WORK TO DO ::
A line counts if it contains the word "from" at least once. State how many such lines the records contain, giving the number alone.

PROVIDED DATA ::
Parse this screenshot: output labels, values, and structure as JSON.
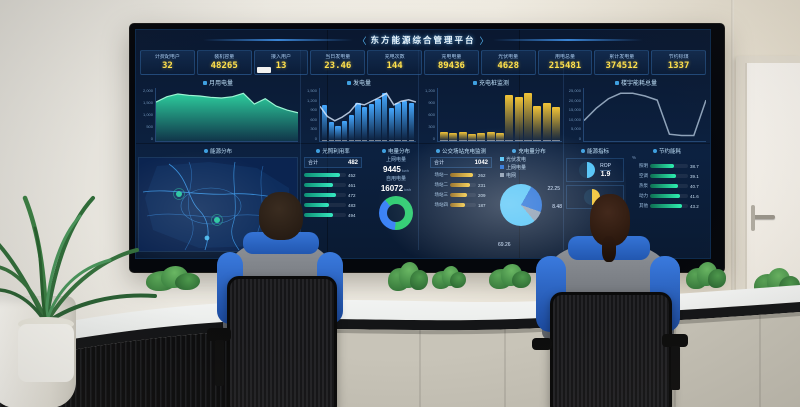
{
  "scene": {
    "room_colors": {
      "wall": "#ece7dc",
      "door": "#f5f1ea",
      "desk_top": "#f0f2f1",
      "desk_front_left": "#0d0d0e",
      "cabinet": "#c8c4b8",
      "uniform_blue": "#2b66c4",
      "uniform_grey": "#75797f"
    }
  },
  "dashboard": {
    "title": "东方能源综合管理平台",
    "palette": {
      "background": "#0a1830",
      "number_yellow": "#ffe14d",
      "teal": "#2fd6a3",
      "blue": "#45a8ff",
      "yellow": "#f2c437",
      "green": "#2ef0b0"
    },
    "kpis": [
      {
        "label": "计费配电户",
        "value": "32"
      },
      {
        "label": "装机容量",
        "value": "48265"
      },
      {
        "label": "接入用户",
        "value": "13"
      },
      {
        "label": "当日发电量",
        "value": "23.46"
      },
      {
        "label": "充电次数",
        "value": "144"
      },
      {
        "label": "充电电量",
        "value": "89436"
      },
      {
        "label": "光伏电量",
        "value": "4628"
      },
      {
        "label": "用电总量",
        "value": "215481"
      },
      {
        "label": "累计发电量",
        "value": "374512"
      },
      {
        "label": "节约标煤",
        "value": "1337"
      }
    ],
    "charts": {
      "month_usage": {
        "type": "area",
        "title": "月用电量",
        "color": "#2fd6a3",
        "values": [
          58,
          66,
          70,
          68,
          67,
          65,
          64,
          66,
          71,
          55,
          63,
          52,
          46,
          42
        ],
        "axis": [
          "2,000",
          "1,500",
          "1,000",
          "500",
          "0"
        ]
      },
      "generation": {
        "type": "bar+line",
        "title": "发电量",
        "color": "#45a8ff",
        "values": [
          52,
          28,
          22,
          30,
          38,
          55,
          50,
          54,
          62,
          70,
          48,
          56,
          58,
          55
        ],
        "line": [
          48,
          34,
          28,
          33,
          40,
          52,
          50,
          55,
          60,
          66,
          50,
          55,
          57,
          54
        ],
        "axis": [
          "1,500",
          "1,200",
          "900",
          "600",
          "300",
          "0"
        ]
      },
      "charging_monitor": {
        "type": "bar",
        "title": "充电桩监测",
        "color": "#f2c437",
        "values": [
          15,
          14,
          15,
          13,
          14,
          15,
          14,
          80,
          78,
          84,
          62,
          66,
          60
        ],
        "axis": [
          "1,200",
          "900",
          "600",
          "300",
          "0"
        ]
      },
      "building_energy": {
        "type": "grouped-bar+line",
        "title": "楼宇能耗总量",
        "series": [
          {
            "name": "能耗",
            "color": "#f2c437",
            "values": [
              45,
              62,
              88,
              82,
              74,
              66,
              58,
              6,
              6,
              6,
              78
            ]
          },
          {
            "name": "同比",
            "color": "#45a8ff",
            "values": [
              38,
              54,
              70,
              74,
              68,
              58,
              50,
              5,
              5,
              5,
              70
            ]
          }
        ],
        "line": [
          30,
          48,
          62,
          70,
          70,
          66,
          60,
          10,
          8,
          8,
          60
        ],
        "axis": [
          "25,000",
          "20,000",
          "15,000",
          "10,000",
          "5,000",
          "0"
        ]
      }
    },
    "sections": {
      "energy_map": {
        "title": "能源分布"
      },
      "light_utilization": {
        "title": "光照利用率",
        "total_label": "合计",
        "total": "482",
        "rows": [
          {
            "value": "452",
            "pct": 86
          },
          {
            "value": "461",
            "pct": 68
          },
          {
            "value": "472",
            "pct": 76
          },
          {
            "value": "483",
            "pct": 60
          },
          {
            "value": "494",
            "pct": 70
          }
        ]
      },
      "power_distribution": {
        "title": "电量分布",
        "stats": [
          {
            "label": "上网电量",
            "value": "9445",
            "unit": "kwh"
          },
          {
            "label": "自用电量",
            "value": "16072",
            "unit": "kwh"
          }
        ],
        "donut": {
          "colors": [
            "#2ecc71",
            "#3b82f6"
          ],
          "values": [
            62,
            38
          ]
        }
      },
      "bus_charging": {
        "title": "公交场站充电监测",
        "total_label": "合计",
        "total": "1042",
        "rows": [
          {
            "label": "场站一",
            "value": "262",
            "pct": 88
          },
          {
            "label": "场站二",
            "value": "231",
            "pct": 76
          },
          {
            "label": "场站三",
            "value": "209",
            "pct": 66
          },
          {
            "label": "场站四",
            "value": "187",
            "pct": 58
          }
        ]
      },
      "charging_distribution": {
        "title": "充电量分布",
        "legend": [
          {
            "label": "光伏发电",
            "color": "#4fc3f7"
          },
          {
            "label": "上网电量",
            "color": "#1e6bd6"
          },
          {
            "label": "电网",
            "color": "#8a9bb0"
          }
        ],
        "slices": [
          {
            "label": "69.26",
            "value": 69.26,
            "color": "#4fc3f7"
          },
          {
            "label": "22.25",
            "value": 22.25,
            "color": "#1e6bd6"
          },
          {
            "label": "8.48",
            "value": 8.48,
            "color": "#8a9bb0"
          }
        ]
      },
      "energy_indicator": {
        "title": "能源指标",
        "gauge": {
          "label": "ROP",
          "value": "1.9",
          "color": "#4fc3f7"
        },
        "gauge2": {
          "color": "#f2c437"
        }
      },
      "energy_saving": {
        "title": "节约能耗",
        "unit": "%",
        "rows": [
          {
            "label": "照明",
            "value": "38.7",
            "pct": 64
          },
          {
            "label": "空调",
            "value": "39.1",
            "pct": 68
          },
          {
            "label": "热泵",
            "value": "40.7",
            "pct": 73
          },
          {
            "label": "动力",
            "value": "41.6",
            "pct": 78
          },
          {
            "label": "其他",
            "value": "43.2",
            "pct": 84
          }
        ]
      }
    }
  }
}
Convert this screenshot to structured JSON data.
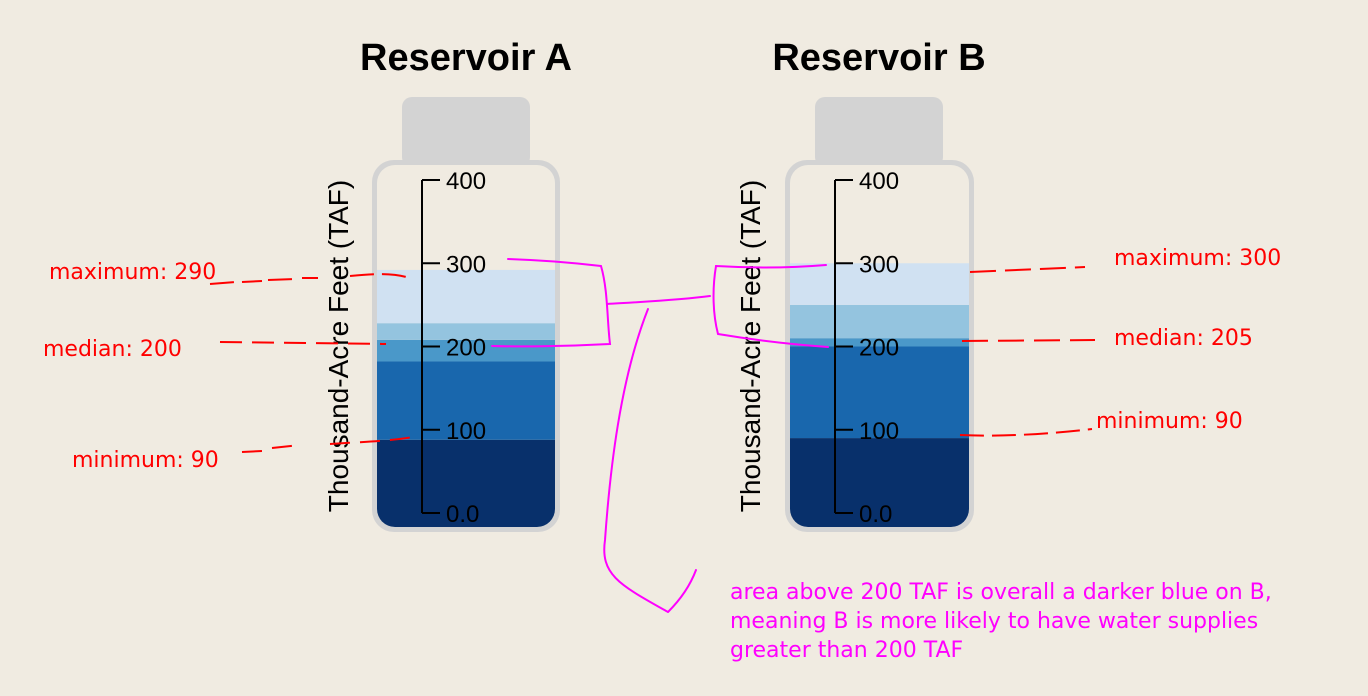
{
  "chart_data": [
    {
      "type": "bar",
      "title": "Reservoir A",
      "ylabel": "Thousand-Acre  Feet (TAF)",
      "ylim": [
        0,
        400
      ],
      "ticks": [
        "0.0",
        "100",
        "200",
        "300",
        "400"
      ],
      "tick_values": [
        0,
        100,
        200,
        300,
        400
      ],
      "bands": [
        {
          "from": 0,
          "to": 88,
          "color": "#08306b"
        },
        {
          "from": 88,
          "to": 182,
          "color": "#1967ad"
        },
        {
          "from": 182,
          "to": 208,
          "color": "#4a98c9"
        },
        {
          "from": 208,
          "to": 228,
          "color": "#94c4df"
        },
        {
          "from": 228,
          "to": 292,
          "color": "#d0e1f2"
        }
      ],
      "annotations": {
        "maximum": "maximum: 290",
        "median": "median: 200",
        "minimum": "minimum: 90"
      },
      "annotation_values": {
        "maximum": 290,
        "median": 200,
        "minimum": 90
      }
    },
    {
      "type": "bar",
      "title": "Reservoir  B",
      "ylabel": "Thousand-Acre  Feet (TAF)",
      "ylim": [
        0,
        400
      ],
      "ticks": [
        "0.0",
        "100",
        "200",
        "300",
        "400"
      ],
      "tick_values": [
        0,
        100,
        200,
        300,
        400
      ],
      "bands": [
        {
          "from": 0,
          "to": 90,
          "color": "#08306b"
        },
        {
          "from": 90,
          "to": 200,
          "color": "#1967ad"
        },
        {
          "from": 200,
          "to": 210,
          "color": "#4a98c9"
        },
        {
          "from": 210,
          "to": 250,
          "color": "#94c4df"
        },
        {
          "from": 250,
          "to": 300,
          "color": "#d0e1f2"
        }
      ],
      "annotations": {
        "maximum": "maximum: 300",
        "median": "median: 205",
        "minimum": "minimum: 90"
      },
      "annotation_values": {
        "maximum": 300,
        "median": 205,
        "minimum": 90
      }
    }
  ],
  "comment": {
    "lines": [
      "area above 200 TAF is overall a darker blue on B,",
      "meaning B is more likely to have water supplies",
      "greater than 200 TAF"
    ]
  },
  "colors": {
    "annotation_red": "#ff0000",
    "annotation_pink": "#ff00ff",
    "bottle": "#d3d3d3",
    "background": "#f0ebe1"
  }
}
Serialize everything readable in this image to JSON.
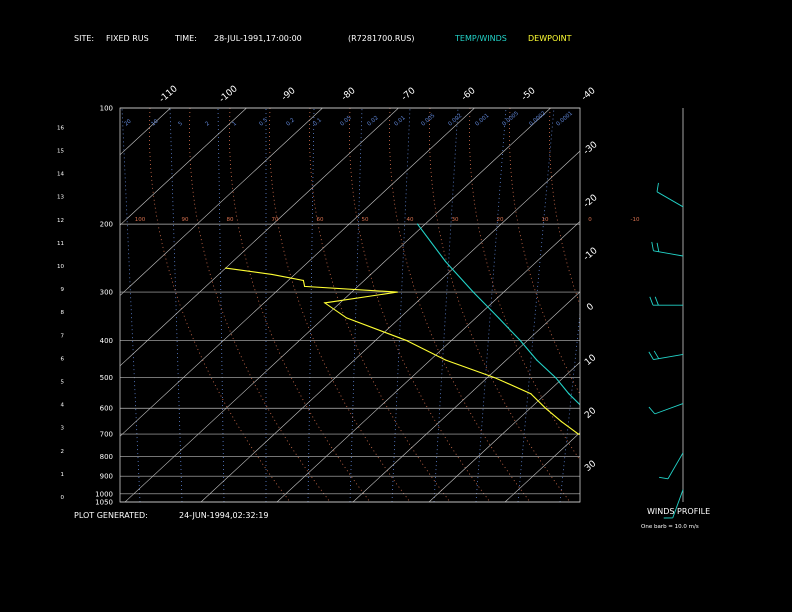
{
  "header": {
    "site_label": "SITE:",
    "site_value": "FIXED RUS",
    "time_label": "TIME:",
    "time_value": "28-JUL-1991,17:00:00",
    "file": "(R7281700.RUS)",
    "legend_temp": "TEMP/WINDS",
    "legend_dew": "DEWPOINT"
  },
  "footer": {
    "generated_label": "PLOT GENERATED:",
    "generated_value": "24-JUN-1994,02:32:19"
  },
  "winds_panel": {
    "title": "WINDS PROFILE",
    "note": "One barb = 10.0 m/s"
  },
  "colors": {
    "temp": "#22d3c8",
    "dew": "#ffff33",
    "isotherm": "#c8c8c8",
    "grid": "#bbbbbb",
    "mixing": "#5f86d8",
    "theta_e": "#d9714f",
    "background": "#000000"
  },
  "chart_data": {
    "type": "line",
    "left_axis_ticks": [
      "0",
      "1",
      "2",
      "3",
      "4",
      "5",
      "6",
      "7",
      "8",
      "9",
      "10",
      "11",
      "12",
      "13",
      "14",
      "15",
      "16"
    ],
    "pressure_levels": [
      {
        "p": 100,
        "label": "100"
      },
      {
        "p": 200,
        "label": "200"
      },
      {
        "p": 300,
        "label": "300"
      },
      {
        "p": 400,
        "label": "400"
      },
      {
        "p": 500,
        "label": "500"
      },
      {
        "p": 600,
        "label": "600"
      },
      {
        "p": 700,
        "label": "700"
      },
      {
        "p": 800,
        "label": "800"
      },
      {
        "p": 900,
        "label": "900"
      },
      {
        "p": 1000,
        "label": "1000"
      },
      {
        "p": 1050,
        "label": "1050"
      }
    ],
    "isotherm_labels": [
      "-110",
      "-100",
      "-90",
      "-80",
      "-70",
      "-60",
      "-50",
      "-40",
      "-30",
      "-20",
      "-10",
      "0",
      "10",
      "20",
      "30"
    ],
    "mixing_ratio_labels": [
      "20",
      "10",
      "5",
      "2",
      "1",
      "0.5",
      "0.2",
      "0.1",
      "0.05",
      "0.02",
      "0.01",
      "0.005",
      "0.002",
      "0.001",
      "0.0005",
      "0.0002",
      "0.0001"
    ],
    "theta_e_labels": [
      "100",
      "90",
      "80",
      "70",
      "60",
      "50",
      "40",
      "30",
      "20",
      "10",
      "0",
      "-10"
    ],
    "series": [
      {
        "name": "TEMP/WINDS",
        "points": [
          {
            "p": 1050,
            "t": 33.0
          },
          {
            "p": 1000,
            "t": 30.0
          },
          {
            "p": 950,
            "t": 25.0
          },
          {
            "p": 900,
            "t": 21.0
          },
          {
            "p": 850,
            "t": 17.0
          },
          {
            "p": 800,
            "t": 13.0
          },
          {
            "p": 750,
            "t": 9.0
          },
          {
            "p": 700,
            "t": 6.0
          },
          {
            "p": 650,
            "t": 1.0
          },
          {
            "p": 600,
            "t": -3.0
          },
          {
            "p": 550,
            "t": -7.0
          },
          {
            "p": 500,
            "t": -11.0
          },
          {
            "p": 450,
            "t": -16.0
          },
          {
            "p": 400,
            "t": -21.0
          },
          {
            "p": 350,
            "t": -27.0
          },
          {
            "p": 300,
            "t": -34.0
          },
          {
            "p": 250,
            "t": -42.0
          },
          {
            "p": 200,
            "t": -51.0
          }
        ]
      },
      {
        "name": "DEWPOINT",
        "points": [
          {
            "p": 1050,
            "t": 22.0
          },
          {
            "p": 1000,
            "t": 20.0
          },
          {
            "p": 950,
            "t": 16.0
          },
          {
            "p": 900,
            "t": 10.0
          },
          {
            "p": 850,
            "t": 12.0
          },
          {
            "p": 800,
            "t": 7.0
          },
          {
            "p": 750,
            "t": 8.0
          },
          {
            "p": 700,
            "t": 0.0
          },
          {
            "p": 650,
            "t": -4.0
          },
          {
            "p": 600,
            "t": -8.0
          },
          {
            "p": 550,
            "t": -12.0
          },
          {
            "p": 500,
            "t": -19.0
          },
          {
            "p": 450,
            "t": -28.0
          },
          {
            "p": 400,
            "t": -36.0
          },
          {
            "p": 350,
            "t": -47.0
          },
          {
            "p": 320,
            "t": -52.0
          },
          {
            "p": 300,
            "t": -44.0
          },
          {
            "p": 290,
            "t": -57.0
          },
          {
            "p": 280,
            "t": -58.0
          },
          {
            "p": 270,
            "t": -63.0
          },
          {
            "p": 260,
            "t": -70.0
          }
        ]
      }
    ],
    "wind_barbs": [
      {
        "z_km": 0.5,
        "dir_deg": 200,
        "speed_ms": 5
      },
      {
        "z_km": 2,
        "dir_deg": 210,
        "speed_ms": 8
      },
      {
        "z_km": 4,
        "dir_deg": 250,
        "speed_ms": 12
      },
      {
        "z_km": 6,
        "dir_deg": 260,
        "speed_ms": 18
      },
      {
        "z_km": 8,
        "dir_deg": 270,
        "speed_ms": 20
      },
      {
        "z_km": 10,
        "dir_deg": 280,
        "speed_ms": 15
      },
      {
        "z_km": 12,
        "dir_deg": 300,
        "speed_ms": 12
      }
    ]
  }
}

FINISHED EXERCISE ::
10